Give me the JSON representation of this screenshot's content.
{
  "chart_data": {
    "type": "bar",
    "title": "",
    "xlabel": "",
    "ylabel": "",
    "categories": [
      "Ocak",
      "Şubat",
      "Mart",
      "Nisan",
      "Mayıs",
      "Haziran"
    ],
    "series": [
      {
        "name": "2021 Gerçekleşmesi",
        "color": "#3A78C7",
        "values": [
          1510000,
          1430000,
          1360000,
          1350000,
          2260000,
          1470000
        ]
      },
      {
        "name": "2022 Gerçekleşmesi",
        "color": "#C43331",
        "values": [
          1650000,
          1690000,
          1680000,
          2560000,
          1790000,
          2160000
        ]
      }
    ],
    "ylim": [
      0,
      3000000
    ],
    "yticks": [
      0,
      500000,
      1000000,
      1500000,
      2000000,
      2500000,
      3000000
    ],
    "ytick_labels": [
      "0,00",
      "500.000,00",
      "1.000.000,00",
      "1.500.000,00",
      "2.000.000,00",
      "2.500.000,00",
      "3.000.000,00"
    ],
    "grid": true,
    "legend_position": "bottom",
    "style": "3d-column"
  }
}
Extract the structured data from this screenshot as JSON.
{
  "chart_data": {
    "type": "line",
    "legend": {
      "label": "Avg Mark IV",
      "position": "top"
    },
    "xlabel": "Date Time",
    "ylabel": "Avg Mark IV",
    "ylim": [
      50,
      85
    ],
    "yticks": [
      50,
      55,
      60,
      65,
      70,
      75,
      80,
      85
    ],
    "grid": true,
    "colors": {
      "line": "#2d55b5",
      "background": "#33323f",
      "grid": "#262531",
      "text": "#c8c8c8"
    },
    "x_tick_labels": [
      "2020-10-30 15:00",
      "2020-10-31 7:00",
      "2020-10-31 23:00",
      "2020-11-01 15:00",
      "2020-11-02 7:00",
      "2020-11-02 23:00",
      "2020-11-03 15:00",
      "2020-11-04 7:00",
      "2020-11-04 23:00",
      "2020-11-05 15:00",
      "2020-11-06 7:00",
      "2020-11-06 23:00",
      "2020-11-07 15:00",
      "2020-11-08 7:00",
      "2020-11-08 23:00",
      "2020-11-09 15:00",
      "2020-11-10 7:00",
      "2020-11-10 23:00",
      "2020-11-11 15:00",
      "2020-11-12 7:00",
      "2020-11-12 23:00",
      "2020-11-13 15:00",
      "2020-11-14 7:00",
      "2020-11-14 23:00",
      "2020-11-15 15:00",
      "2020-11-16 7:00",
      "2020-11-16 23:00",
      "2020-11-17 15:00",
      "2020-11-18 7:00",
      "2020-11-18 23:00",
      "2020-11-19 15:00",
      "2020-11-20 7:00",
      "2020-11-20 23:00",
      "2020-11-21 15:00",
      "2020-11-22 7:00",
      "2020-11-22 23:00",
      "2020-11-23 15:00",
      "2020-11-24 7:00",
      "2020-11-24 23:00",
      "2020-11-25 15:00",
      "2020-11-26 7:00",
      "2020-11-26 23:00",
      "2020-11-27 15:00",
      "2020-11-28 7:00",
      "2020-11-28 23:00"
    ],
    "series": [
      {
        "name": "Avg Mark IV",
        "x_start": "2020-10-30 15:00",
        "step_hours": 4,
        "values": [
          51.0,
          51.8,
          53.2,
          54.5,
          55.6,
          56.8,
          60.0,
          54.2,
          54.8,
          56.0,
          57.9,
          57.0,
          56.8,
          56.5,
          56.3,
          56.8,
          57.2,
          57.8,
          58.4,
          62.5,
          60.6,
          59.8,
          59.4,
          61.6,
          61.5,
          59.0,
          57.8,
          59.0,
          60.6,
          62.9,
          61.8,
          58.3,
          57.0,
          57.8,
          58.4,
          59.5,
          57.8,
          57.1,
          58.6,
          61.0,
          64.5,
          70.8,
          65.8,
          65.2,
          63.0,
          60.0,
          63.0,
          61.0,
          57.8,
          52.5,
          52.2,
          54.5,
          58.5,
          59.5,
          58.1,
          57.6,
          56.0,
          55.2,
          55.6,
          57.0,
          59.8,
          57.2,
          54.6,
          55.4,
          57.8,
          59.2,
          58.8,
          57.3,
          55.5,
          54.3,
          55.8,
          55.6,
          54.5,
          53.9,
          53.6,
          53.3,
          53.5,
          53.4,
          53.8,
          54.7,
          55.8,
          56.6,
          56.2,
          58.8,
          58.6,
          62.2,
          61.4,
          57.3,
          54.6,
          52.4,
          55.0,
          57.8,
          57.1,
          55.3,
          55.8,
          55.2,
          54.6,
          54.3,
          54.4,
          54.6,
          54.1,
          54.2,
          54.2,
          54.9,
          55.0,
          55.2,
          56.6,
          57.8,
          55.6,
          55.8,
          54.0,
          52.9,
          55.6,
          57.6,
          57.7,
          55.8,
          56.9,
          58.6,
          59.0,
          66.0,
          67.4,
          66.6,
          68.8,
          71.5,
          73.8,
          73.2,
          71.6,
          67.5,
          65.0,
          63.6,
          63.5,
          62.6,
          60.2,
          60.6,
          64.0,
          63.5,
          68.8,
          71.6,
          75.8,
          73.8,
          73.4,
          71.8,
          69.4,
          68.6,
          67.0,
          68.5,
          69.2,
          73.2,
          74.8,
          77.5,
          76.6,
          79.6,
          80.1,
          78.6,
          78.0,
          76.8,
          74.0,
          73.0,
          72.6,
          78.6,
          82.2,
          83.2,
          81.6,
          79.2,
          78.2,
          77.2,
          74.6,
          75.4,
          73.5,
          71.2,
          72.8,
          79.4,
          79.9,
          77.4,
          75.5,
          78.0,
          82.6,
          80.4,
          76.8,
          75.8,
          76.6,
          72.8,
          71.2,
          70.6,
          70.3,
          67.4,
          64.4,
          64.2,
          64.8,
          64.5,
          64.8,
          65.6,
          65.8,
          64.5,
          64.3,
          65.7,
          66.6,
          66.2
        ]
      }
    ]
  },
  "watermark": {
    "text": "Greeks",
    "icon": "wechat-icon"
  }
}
----------------------------------------
Description of the task
Tally the lines of the listing above that include the word "this". Answer with the number alone.

Full response
2